---------- BLOQUE DE TEXTO ----------

Hungría se consolida como “autocracia electoral” y tensiona su relación con la Unión Europea

Bruselas/Budapest (11 de abril de 2026).– La evolución política de Hungría bajo el liderazgo de Viktor Orbán se ha convertido en un caso emblemático de retroceso democrático dentro de la Unión Europea, según coinciden múltiples informes internacionales que advierten sobre una transformación progresiva del sistema político hacia un modelo de “autocracia electoral”.

Diversos centros de análisis, entre ellos Freedom House, han documentado cómo el país ha pasado de ser una democracia plena a una categoría de “parcialmente libre”, convirtiéndose en el primer Estado miembro del bloque europeo en perder ese estatus. El deterioro, según estos informes, abarca áreas clave como la independencia judicial, el pluralismo político y la libertad de prensa.

Este proceso, iniciado tras la llegada al poder de Orbán en 2010 con su partido Fidesz, no se ha caracterizado por una ruptura abrupta del sistema democrático, sino por una erosión gradual de sus instituciones. Analistas destacan el uso de mecanismos legales y administrativos —como la redefinición de distritos electorales— que permiten mantener elecciones formales mientras se reduce la competencia política real.

Evaluaciones académicas como las del proyecto Varieties of Democracy refuerzan este diagnóstico. Sus indicadores sitúan a Hungría como el país con mayor deterioro democrático dentro de la UE, describiéndolo como un sistema donde persisten elecciones, pero con contrapesos debilitados y creciente concentración de poder en el Ejecutivo.

Otros índices globales, incluidos el Human Freedom Index y el Bertelsmann Transformation Index, coinciden en señalar retrocesos en el Estado de derecho, el control de la corrupción y la calidad institucional, lo que ha sacado a Hungría del grupo de democracias consolidadas.

Este deterioro ha intensificado las fricciones entre Budapest y Bruselas. La Comisión Europea ha llegado a congelar miles de millones de euros en fondos comunitarios, condicionando su liberación a reformas que garanticen mayor transparencia, independencia judicial y respeto a las normas del bloque.

El caso húngaro se ha convertido así en un punto de referencia en el debate global sobre el auge de modelos iliberales, en los que las instituciones democráticas se mantienen formalmente, pero pierden sustancia, generando preocupación sobre el futuro del Estado de derecho tanto en Europa como en otras regiones del mundo.

----------

__TAREAS POR REALIZAR__
a: Reproduce del artículo sobre Hungría el fragmento que va desde "Hungría se consolida" hasta "libertad de prensa.".
b: Enumera las áreas clave que, según los informes citados en el artículo sobre Hungría, abarca el deterioro democrático del país.

---------- MATERIAL PROPORCIONADO ----------

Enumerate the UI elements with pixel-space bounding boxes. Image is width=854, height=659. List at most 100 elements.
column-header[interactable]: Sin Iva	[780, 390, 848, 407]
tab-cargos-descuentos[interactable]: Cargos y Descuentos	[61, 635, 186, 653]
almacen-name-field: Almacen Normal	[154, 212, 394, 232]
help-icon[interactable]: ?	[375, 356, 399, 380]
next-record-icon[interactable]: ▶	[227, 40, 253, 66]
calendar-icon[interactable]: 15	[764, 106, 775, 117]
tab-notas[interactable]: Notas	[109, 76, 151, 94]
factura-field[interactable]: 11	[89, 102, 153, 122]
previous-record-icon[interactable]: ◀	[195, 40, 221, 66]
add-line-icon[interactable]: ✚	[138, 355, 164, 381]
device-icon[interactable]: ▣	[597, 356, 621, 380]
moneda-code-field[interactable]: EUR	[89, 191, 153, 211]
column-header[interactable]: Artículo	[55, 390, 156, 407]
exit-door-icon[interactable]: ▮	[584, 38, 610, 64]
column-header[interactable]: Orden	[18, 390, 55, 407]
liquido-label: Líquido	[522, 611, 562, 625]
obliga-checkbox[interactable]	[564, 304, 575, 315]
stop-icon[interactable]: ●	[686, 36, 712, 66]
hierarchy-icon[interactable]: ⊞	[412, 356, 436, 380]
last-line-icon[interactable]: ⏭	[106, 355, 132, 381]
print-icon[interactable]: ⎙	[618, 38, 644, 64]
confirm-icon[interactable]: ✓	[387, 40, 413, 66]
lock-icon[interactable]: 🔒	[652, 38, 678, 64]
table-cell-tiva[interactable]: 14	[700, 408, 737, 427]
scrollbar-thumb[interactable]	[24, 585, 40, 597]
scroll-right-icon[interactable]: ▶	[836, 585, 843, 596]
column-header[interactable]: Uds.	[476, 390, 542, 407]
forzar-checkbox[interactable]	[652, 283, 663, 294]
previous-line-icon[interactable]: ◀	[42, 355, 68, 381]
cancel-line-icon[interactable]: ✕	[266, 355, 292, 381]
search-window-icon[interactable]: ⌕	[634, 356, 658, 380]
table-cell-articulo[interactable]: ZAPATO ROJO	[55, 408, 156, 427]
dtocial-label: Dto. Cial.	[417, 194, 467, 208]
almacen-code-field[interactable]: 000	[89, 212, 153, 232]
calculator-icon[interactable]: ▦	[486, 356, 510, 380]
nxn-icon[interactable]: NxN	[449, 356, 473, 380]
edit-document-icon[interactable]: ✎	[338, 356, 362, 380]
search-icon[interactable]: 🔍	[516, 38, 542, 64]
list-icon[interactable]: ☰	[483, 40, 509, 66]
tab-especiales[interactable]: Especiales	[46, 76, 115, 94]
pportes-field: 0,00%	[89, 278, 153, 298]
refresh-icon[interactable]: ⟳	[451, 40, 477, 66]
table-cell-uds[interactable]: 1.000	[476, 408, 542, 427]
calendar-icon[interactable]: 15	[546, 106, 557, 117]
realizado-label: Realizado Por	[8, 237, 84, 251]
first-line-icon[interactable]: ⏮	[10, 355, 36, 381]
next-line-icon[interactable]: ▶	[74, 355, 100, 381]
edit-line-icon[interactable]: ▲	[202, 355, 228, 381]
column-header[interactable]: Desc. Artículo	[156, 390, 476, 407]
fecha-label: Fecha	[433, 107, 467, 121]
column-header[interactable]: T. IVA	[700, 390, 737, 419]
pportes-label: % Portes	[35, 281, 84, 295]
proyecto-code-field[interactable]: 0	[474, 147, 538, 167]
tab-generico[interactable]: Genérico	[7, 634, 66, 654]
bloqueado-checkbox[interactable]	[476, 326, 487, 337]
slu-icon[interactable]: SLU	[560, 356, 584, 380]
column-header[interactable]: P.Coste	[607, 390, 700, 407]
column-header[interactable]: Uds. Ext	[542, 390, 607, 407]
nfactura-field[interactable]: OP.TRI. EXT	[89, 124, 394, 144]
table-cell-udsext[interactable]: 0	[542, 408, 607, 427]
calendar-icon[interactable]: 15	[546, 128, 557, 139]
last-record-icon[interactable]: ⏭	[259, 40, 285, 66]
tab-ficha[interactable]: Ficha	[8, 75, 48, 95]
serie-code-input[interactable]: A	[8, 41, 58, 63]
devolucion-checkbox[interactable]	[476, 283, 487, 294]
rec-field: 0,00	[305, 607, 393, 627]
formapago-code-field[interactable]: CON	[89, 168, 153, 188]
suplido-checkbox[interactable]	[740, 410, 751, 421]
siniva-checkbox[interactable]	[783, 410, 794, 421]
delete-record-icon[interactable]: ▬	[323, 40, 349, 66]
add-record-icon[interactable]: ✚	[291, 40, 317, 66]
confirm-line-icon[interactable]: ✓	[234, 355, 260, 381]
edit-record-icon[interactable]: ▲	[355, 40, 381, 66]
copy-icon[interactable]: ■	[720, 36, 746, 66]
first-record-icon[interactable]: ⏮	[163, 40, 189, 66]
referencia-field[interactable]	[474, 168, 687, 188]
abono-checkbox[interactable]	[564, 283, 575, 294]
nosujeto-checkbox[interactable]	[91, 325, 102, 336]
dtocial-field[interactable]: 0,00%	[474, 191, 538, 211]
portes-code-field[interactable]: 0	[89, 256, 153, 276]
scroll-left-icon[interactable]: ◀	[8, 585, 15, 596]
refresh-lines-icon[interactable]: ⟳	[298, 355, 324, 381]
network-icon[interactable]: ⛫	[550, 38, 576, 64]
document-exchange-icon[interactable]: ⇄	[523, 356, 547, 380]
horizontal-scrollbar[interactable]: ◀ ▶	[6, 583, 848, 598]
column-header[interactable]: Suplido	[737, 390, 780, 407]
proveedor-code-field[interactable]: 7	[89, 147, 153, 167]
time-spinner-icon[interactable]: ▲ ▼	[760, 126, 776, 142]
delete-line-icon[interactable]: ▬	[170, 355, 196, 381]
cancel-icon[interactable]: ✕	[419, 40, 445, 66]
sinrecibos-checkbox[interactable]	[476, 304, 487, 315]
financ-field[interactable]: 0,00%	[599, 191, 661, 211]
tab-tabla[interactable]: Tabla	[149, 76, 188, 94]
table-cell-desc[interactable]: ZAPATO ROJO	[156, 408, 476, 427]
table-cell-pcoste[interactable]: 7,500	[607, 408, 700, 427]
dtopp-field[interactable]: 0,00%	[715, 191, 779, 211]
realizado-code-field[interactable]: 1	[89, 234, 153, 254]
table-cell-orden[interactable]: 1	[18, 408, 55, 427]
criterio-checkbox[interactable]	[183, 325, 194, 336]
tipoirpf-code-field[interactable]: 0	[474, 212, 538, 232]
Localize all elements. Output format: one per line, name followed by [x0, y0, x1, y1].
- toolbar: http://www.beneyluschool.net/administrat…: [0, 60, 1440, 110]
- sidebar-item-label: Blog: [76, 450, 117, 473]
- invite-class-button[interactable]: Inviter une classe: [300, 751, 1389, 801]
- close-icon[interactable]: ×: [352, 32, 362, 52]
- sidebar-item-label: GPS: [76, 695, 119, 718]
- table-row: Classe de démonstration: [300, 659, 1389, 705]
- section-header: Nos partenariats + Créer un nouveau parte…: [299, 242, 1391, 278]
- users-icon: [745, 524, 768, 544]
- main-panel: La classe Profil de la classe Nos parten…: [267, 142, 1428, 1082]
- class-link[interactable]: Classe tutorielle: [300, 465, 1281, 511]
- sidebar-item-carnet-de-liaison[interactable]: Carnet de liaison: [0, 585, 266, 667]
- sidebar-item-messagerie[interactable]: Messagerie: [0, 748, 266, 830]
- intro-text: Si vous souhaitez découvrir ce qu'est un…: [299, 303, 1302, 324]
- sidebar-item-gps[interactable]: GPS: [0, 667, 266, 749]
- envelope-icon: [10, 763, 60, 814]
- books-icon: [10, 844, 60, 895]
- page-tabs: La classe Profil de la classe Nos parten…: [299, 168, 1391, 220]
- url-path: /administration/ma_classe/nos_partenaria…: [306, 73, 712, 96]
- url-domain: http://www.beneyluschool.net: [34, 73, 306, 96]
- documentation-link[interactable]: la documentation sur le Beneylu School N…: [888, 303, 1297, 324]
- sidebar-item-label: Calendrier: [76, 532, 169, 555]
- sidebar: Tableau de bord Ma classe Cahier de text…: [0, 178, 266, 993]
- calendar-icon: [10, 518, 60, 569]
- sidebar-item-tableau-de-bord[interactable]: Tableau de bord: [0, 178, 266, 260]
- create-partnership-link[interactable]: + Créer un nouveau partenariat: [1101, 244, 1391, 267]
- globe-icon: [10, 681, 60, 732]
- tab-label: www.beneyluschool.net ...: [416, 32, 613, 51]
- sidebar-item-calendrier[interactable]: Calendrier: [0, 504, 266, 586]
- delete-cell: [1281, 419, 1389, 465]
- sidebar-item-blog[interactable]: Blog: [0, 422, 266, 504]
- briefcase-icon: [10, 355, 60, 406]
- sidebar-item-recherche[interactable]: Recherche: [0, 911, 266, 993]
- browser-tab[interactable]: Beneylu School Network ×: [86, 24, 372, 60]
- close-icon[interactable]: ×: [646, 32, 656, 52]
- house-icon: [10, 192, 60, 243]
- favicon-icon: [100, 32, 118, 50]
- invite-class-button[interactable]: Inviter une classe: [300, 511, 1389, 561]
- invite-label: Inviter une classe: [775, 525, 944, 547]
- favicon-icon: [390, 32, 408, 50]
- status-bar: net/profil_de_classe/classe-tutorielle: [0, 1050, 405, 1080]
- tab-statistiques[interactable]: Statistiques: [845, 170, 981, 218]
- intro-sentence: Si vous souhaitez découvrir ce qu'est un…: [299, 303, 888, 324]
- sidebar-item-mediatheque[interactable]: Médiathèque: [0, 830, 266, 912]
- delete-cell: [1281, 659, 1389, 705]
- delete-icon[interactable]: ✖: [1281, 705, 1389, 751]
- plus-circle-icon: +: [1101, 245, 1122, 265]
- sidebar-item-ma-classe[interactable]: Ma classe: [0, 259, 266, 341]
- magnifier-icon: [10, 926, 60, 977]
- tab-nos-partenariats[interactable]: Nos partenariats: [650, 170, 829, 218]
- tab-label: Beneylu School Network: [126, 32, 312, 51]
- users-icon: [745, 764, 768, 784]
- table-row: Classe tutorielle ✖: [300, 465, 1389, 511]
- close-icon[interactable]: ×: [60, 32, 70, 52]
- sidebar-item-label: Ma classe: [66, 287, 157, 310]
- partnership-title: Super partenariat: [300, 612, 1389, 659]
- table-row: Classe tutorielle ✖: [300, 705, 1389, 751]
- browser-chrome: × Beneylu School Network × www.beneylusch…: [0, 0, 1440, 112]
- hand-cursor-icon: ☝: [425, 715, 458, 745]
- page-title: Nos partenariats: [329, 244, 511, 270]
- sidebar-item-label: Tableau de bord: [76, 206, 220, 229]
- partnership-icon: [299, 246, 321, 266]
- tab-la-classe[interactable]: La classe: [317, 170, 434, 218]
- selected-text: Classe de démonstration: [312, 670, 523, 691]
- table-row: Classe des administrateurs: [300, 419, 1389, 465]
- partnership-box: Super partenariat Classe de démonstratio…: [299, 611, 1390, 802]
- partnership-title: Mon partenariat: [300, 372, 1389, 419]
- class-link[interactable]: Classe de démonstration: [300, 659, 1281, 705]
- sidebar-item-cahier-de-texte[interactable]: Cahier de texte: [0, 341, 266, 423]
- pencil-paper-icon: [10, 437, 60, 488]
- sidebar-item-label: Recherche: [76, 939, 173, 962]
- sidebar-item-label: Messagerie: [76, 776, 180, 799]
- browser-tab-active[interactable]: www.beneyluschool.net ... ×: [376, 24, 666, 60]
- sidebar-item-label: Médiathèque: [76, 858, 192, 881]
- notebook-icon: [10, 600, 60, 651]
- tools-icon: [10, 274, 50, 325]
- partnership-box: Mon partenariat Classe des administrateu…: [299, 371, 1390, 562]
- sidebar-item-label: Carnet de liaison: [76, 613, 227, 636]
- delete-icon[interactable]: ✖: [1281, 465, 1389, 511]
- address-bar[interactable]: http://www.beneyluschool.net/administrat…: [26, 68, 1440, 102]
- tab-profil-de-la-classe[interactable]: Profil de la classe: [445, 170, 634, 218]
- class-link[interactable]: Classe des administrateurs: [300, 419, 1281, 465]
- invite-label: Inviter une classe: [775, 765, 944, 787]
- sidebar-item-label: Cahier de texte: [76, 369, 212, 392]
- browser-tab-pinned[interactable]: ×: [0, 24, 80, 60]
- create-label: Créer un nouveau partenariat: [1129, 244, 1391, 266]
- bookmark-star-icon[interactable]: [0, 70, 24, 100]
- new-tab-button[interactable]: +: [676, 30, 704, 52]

----------

__RESULTADOS DE TAREAS__
a:
Hungría se consolida como “autocracia electoral” y tensiona su relación con la Unión Europea

Bruselas/Budapest (11 de abril de 2026).– La evolución política de Hungría bajo el liderazgo de Viktor Orbán se ha convertido en un caso emblemático de retroceso democrático dentro de la Unión Europea, según coinciden múltiples informes internacionales que advierten sobre una transformación progresiva del sistema político hacia un modelo de “autocracia electoral”.

Diversos centros de análisis, entre ellos Freedom House, han documentado cómo el país ha pasado de ser una democracia plena a una categoría de “parcialmente libre”, convirtiéndose en el primer Estado miembro del bloque europeo en perder ese estatus. El deterioro, según estos informes, abarca áreas clave como la independencia judicial, el pluralismo político y la libertad de prensa.

b:
- La independencia judicial
- El pluralismo político
- La libertad de prensa